* **Set problem**: Give the number of lines that hold the string "icon". Nothing else is needed.

* **Data excerpts**:
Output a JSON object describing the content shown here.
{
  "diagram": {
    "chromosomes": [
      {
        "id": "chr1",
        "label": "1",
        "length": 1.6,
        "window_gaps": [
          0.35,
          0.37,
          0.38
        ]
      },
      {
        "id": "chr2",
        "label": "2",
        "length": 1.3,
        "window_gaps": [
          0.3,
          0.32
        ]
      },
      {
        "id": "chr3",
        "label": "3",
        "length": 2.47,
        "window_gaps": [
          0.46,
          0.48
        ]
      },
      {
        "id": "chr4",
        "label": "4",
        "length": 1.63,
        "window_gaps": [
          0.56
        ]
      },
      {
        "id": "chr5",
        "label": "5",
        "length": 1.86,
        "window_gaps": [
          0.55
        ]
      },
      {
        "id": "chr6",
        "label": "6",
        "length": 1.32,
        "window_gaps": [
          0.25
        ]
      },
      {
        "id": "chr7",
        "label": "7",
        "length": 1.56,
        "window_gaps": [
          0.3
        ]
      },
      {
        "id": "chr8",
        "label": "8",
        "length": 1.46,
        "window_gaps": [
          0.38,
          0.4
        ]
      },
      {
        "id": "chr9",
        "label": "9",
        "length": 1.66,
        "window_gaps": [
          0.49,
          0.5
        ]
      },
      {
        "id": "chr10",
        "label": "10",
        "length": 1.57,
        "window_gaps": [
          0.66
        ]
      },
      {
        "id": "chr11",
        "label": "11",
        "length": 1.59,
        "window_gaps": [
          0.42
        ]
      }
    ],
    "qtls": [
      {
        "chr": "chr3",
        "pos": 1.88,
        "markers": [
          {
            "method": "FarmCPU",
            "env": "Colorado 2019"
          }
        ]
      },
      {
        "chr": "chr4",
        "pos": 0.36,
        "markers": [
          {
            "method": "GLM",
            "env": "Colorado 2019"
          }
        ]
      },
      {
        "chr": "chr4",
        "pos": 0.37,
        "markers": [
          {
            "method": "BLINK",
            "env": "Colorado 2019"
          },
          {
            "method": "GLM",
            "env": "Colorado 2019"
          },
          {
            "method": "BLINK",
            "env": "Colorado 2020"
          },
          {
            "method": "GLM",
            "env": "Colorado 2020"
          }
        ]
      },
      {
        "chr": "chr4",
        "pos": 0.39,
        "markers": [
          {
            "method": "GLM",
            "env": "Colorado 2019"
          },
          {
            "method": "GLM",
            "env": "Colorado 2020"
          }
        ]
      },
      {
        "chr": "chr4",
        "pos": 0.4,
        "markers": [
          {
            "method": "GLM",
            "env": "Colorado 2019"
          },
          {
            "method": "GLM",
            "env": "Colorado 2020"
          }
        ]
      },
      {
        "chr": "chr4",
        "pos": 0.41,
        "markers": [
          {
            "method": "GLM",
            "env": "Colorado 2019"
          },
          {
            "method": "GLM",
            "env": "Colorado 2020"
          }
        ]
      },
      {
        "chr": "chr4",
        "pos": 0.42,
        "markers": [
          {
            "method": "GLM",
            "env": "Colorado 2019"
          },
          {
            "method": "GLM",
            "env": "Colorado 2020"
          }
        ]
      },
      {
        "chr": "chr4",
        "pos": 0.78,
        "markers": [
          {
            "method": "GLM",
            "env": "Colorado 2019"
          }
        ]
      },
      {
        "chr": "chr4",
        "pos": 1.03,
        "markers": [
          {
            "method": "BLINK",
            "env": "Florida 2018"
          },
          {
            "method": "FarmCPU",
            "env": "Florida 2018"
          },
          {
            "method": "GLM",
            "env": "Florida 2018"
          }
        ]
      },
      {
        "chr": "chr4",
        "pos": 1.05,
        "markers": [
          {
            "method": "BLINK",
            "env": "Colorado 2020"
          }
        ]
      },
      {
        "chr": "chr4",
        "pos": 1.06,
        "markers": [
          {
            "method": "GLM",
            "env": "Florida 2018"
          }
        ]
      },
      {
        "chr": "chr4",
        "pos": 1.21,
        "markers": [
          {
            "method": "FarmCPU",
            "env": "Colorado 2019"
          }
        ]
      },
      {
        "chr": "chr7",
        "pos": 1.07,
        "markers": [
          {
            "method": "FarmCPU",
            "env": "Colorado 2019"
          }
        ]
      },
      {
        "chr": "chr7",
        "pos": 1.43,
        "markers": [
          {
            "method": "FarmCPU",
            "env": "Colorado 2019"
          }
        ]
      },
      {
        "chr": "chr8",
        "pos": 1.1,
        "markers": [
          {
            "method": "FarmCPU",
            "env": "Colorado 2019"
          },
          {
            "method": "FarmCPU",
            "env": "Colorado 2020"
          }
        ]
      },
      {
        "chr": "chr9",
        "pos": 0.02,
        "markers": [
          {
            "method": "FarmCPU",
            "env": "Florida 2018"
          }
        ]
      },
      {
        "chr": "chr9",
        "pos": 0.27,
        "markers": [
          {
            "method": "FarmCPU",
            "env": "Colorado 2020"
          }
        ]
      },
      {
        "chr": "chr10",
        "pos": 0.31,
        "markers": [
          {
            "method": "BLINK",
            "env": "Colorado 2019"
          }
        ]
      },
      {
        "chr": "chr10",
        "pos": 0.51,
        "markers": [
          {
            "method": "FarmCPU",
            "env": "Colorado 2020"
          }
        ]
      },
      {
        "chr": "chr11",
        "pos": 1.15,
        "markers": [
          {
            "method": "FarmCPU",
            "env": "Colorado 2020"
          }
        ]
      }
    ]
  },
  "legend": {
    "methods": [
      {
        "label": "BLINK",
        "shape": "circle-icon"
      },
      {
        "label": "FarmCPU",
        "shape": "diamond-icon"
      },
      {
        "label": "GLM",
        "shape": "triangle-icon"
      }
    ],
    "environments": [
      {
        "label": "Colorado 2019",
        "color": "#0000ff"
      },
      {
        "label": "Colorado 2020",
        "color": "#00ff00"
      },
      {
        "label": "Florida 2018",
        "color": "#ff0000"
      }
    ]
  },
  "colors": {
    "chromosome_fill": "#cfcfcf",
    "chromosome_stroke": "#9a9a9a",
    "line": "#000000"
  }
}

* **Complete response**: 3